## Data supplied
====================

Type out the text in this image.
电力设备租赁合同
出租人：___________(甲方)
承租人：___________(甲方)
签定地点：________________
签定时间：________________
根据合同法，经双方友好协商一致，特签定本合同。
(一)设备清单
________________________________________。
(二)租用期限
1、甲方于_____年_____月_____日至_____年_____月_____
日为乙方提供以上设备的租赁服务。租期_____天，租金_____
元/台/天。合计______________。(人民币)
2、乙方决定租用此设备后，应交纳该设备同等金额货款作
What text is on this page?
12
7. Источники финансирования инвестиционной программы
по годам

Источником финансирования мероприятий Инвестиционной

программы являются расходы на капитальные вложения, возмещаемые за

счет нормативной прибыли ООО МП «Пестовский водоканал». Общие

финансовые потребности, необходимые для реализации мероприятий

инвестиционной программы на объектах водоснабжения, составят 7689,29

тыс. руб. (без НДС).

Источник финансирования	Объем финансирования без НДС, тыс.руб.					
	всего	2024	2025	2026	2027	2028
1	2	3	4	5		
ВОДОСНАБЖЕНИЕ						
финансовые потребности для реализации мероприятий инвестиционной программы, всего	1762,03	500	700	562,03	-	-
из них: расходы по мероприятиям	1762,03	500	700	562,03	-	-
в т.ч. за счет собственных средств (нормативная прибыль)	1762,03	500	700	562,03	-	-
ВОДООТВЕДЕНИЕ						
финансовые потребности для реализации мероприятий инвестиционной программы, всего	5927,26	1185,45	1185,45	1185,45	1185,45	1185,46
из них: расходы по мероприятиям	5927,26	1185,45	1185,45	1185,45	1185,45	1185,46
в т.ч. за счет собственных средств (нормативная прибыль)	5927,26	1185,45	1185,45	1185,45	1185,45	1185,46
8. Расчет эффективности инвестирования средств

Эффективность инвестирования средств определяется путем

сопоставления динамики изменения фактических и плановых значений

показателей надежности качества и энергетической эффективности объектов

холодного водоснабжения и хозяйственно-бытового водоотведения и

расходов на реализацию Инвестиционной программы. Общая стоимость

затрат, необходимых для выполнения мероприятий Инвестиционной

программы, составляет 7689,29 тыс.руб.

====================

## Given request
Faithfully reproduce all of the records, character for character.

## Result below
Type out the text in this image.
电力设备租赁合同
出租人：___________(甲方)
承租人：___________(甲方)
签定地点：________________
签定时间：________________
根据合同法，经双方友好协商一致，特签定本合同。
(一)设备清单
________________________________________。
(二)租用期限
1、甲方于_____年_____月_____日至_____年_____月_____
日为乙方提供以上设备的租赁服务。租期_____天，租金_____
元/台/天。合计______________。(人民币)
2、乙方决定租用此设备后，应交纳该设备同等金额货款作
What text is on this page?
12
7. Источники финансирования инвестиционной программы
по годам

Источником финансирования мероприятий Инвестиционной

программы являются расходы на капитальные вложения, возмещаемые за

счет нормативной прибыли ООО МП «Пестовский водоканал». Общие

финансовые потребности, необходимые для реализации мероприятий

инвестиционной программы на объектах водоснабжения, составят 7689,29

тыс. руб. (без НДС).

Источник финансирования	Объем финансирования без НДС, тыс.руб.					
	всего	2024	2025	2026	2027	2028
1	2	3	4	5		
ВОДОСНАБЖЕНИЕ						
финансовые потребности для реализации мероприятий инвестиционной программы, всего	1762,03	500	700	562,03	-	-
из них: расходы по мероприятиям	1762,03	500	700	562,03	-	-
в т.ч. за счет собственных средств (нормативная прибыль)	1762,03	500	700	562,03	-	-
ВОДООТВЕДЕНИЕ						
финансовые потребности для реализации мероприятий инвестиционной программы, всего	5927,26	1185,45	1185,45	1185,45	1185,45	1185,46
из них: расходы по мероприятиям	5927,26	1185,45	1185,45	1185,45	1185,45	1185,46
в т.ч. за счет собственных средств (нормативная прибыль)	5927,26	1185,45	1185,45	1185,45	1185,45	1185,46
8. Расчет эффективности инвестирования средств

Эффективность инвестирования средств определяется путем

сопоставления динамики изменения фактических и плановых значений

показателей надежности качества и энергетической эффективности объектов

холодного водоснабжения и хозяйственно-бытового водоотведения и

расходов на реализацию Инвестиционной программы. Общая стоимость

затрат, необходимых для выполнения мероприятий Инвестиционной

программы, составляет 7689,29 тыс.руб.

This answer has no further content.